◆ PROVIDED ENTRIES:
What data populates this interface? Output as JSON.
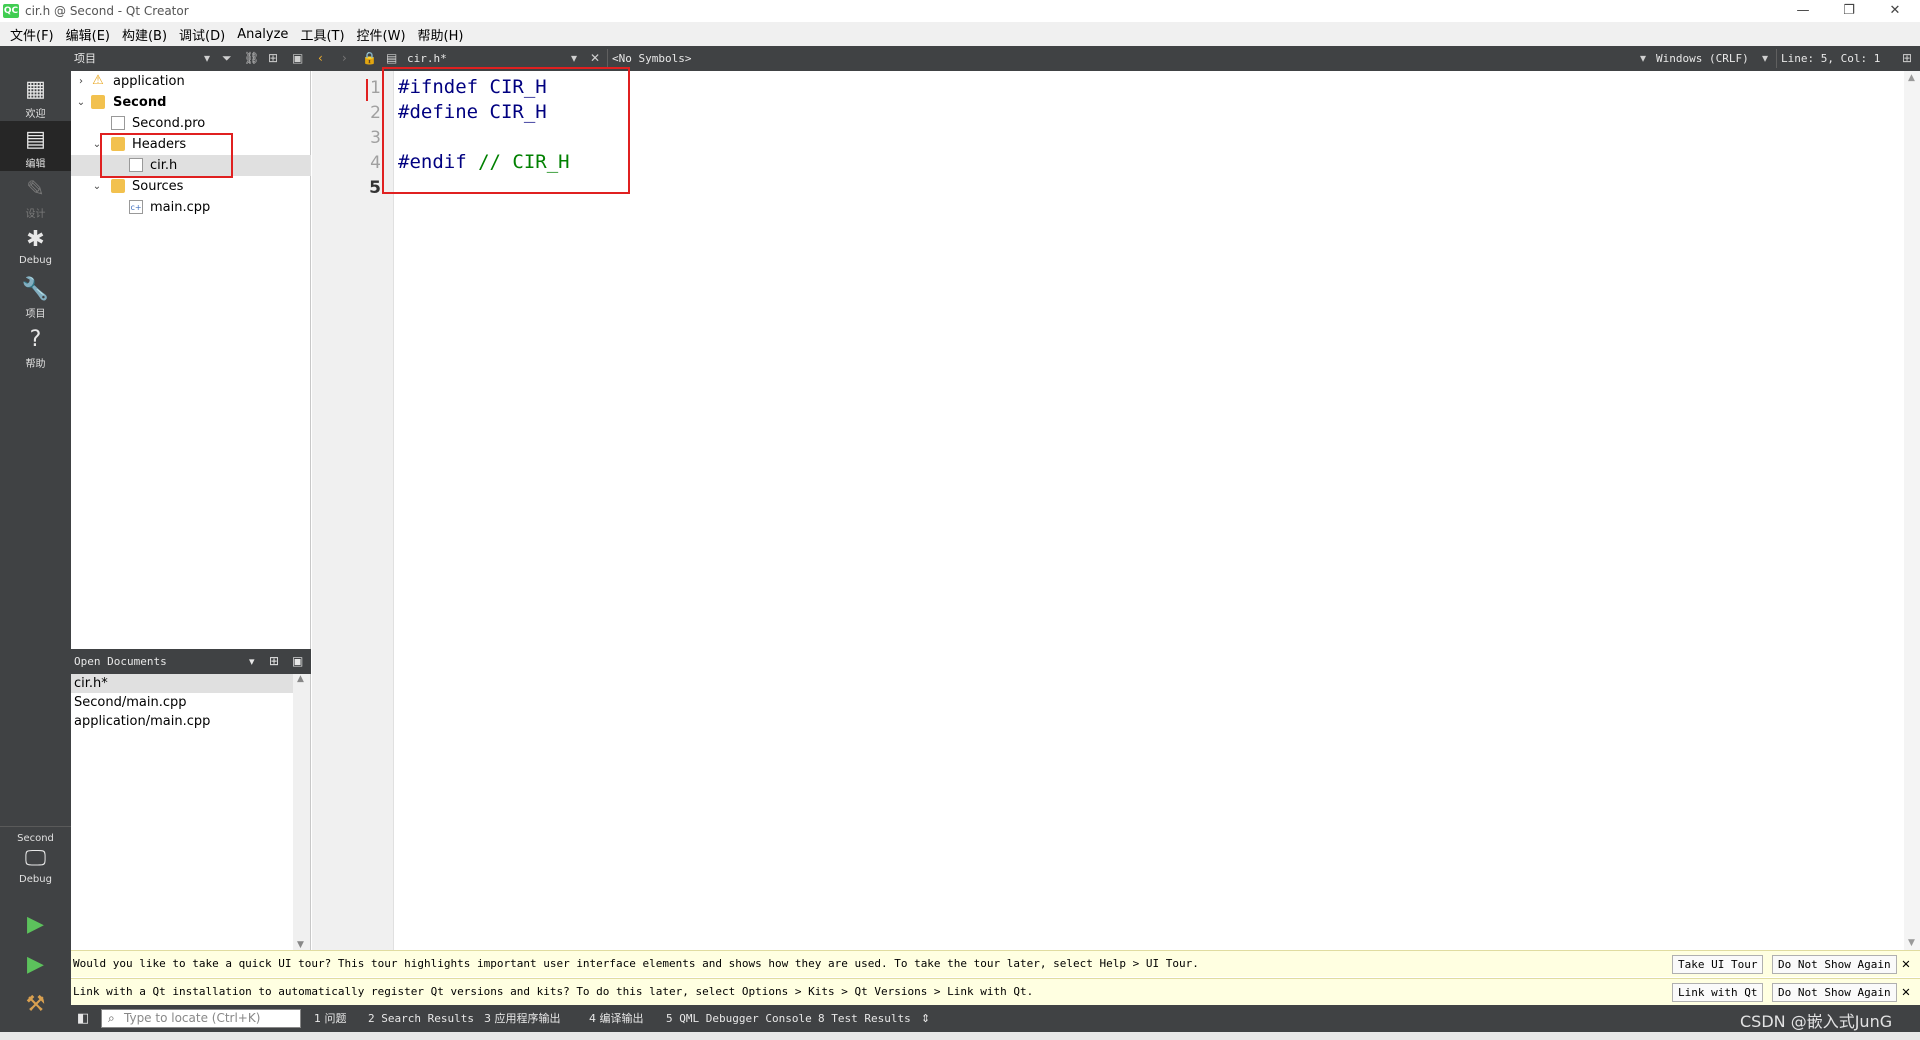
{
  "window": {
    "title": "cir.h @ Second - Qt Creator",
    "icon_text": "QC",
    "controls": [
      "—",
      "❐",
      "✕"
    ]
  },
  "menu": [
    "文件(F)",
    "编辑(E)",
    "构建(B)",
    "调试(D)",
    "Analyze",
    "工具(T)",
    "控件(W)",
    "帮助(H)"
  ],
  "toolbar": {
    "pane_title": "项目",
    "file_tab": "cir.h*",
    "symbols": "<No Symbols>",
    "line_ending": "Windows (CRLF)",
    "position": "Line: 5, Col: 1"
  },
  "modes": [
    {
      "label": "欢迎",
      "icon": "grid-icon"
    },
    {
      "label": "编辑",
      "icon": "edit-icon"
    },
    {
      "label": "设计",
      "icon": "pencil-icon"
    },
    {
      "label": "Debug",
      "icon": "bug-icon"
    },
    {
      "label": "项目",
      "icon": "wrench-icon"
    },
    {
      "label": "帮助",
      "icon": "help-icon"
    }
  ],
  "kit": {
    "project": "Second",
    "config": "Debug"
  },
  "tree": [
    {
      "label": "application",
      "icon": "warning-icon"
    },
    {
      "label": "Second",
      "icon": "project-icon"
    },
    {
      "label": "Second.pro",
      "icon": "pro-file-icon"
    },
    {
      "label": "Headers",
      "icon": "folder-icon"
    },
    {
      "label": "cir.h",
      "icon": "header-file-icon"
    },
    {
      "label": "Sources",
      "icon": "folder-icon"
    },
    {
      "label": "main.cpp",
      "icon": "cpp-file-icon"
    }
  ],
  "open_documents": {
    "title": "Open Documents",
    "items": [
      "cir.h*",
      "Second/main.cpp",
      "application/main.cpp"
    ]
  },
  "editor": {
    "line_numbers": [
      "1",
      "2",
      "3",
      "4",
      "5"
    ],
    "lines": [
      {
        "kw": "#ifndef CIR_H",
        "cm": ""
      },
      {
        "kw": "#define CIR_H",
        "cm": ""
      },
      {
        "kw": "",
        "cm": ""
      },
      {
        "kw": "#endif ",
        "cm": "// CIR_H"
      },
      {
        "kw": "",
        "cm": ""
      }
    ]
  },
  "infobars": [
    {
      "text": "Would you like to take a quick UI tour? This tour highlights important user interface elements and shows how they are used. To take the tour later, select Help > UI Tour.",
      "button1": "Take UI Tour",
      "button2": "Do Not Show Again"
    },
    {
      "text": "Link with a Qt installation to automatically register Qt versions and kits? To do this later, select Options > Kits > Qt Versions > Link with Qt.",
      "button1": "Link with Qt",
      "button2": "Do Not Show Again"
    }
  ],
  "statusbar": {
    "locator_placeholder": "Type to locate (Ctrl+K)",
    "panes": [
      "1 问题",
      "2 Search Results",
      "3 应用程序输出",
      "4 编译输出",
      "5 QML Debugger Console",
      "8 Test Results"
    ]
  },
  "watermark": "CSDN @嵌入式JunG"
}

◆ EXERCISE DESCRIPTION: Return all lines with the word "Second" in them.

◆ TASK SOLUTION:
    "title": "cir.h @ Second - Qt Creator",
    "project": "Second",
      "label": "Second",
      "label": "Second.pro",
      "Second/main.cpp",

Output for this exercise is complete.